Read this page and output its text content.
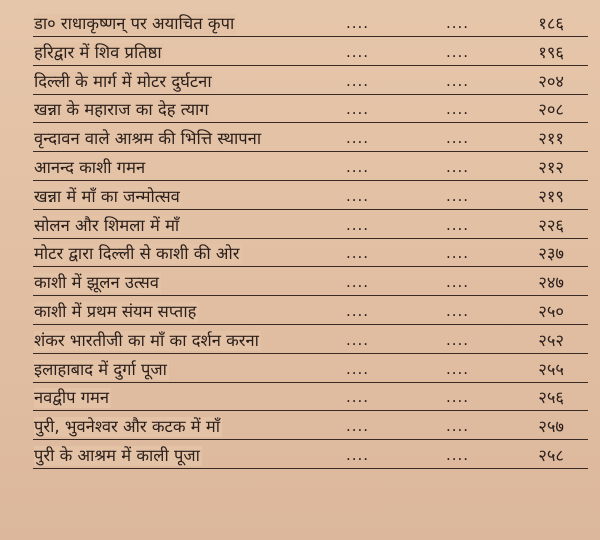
डा० राधाकृष्णन् पर अयाचित कृपा	....	....	१८६
हरिद्वार में शिव प्रतिष्ठा	....	....	१९६
दिल्ली के मार्ग में मोटर दुर्घटना	....	....	२०४
खन्ना के महाराज का देह त्याग	....	....	२०८
वृन्दावन वाले आश्रम की भित्ति स्थापना	....	....	२११
आनन्द काशी गमन	....	....	२१२
खन्ना में माँ का जन्मोत्सव	....	....	२१९
सोलन और शिमला में माँ	....	....	२२६
मोटर द्वारा दिल्ली से काशी की ओर	....	....	२३७
काशी में झूलन उत्सव	....	....	२४७
काशी में प्रथम संयम सप्ताह	....	....	२५०
शंकर भारतीजी का माँ का दर्शन करना	....	....	२५२
इलाहाबाद में दुर्गा पूजा	....	....	२५५
नवद्वीप गमन	....	....	२५६
पुरी, भुवनेश्वर और कटक में माँ	....	....	२५७
पुरी के आश्रम में काली पूजा	....	....	२५८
------------
Task instructions —
Print the complete listing exactly, apart from any pictures.

Task solution —
Read this page and output its text content.
डा० राधाकृष्णन् पर अयाचित कृपा	....	....	१८६
हरिद्वार में शिव प्रतिष्ठा	....	....	१९६
दिल्ली के मार्ग में मोटर दुर्घटना	....	....	२०४
खन्ना के महाराज का देह त्याग	....	....	२०८
वृन्दावन वाले आश्रम की भित्ति स्थापना	....	....	२११
आनन्द काशी गमन	....	....	२१२
खन्ना में माँ का जन्मोत्सव	....	....	२१९
सोलन और शिमला में माँ	....	....	२२६
मोटर द्वारा दिल्ली से काशी की ओर	....	....	२३७
काशी में झूलन उत्सव	....	....	२४७
काशी में प्रथम संयम सप्ताह	....	....	२५०
शंकर भारतीजी का माँ का दर्शन करना	....	....	२५२
इलाहाबाद में दुर्गा पूजा	....	....	२५५
नवद्वीप गमन	....	....	२५६
पुरी, भुवनेश्वर और कटक में माँ	....	....	२५७
पुरी के आश्रम में काली पूजा	....	....	२५८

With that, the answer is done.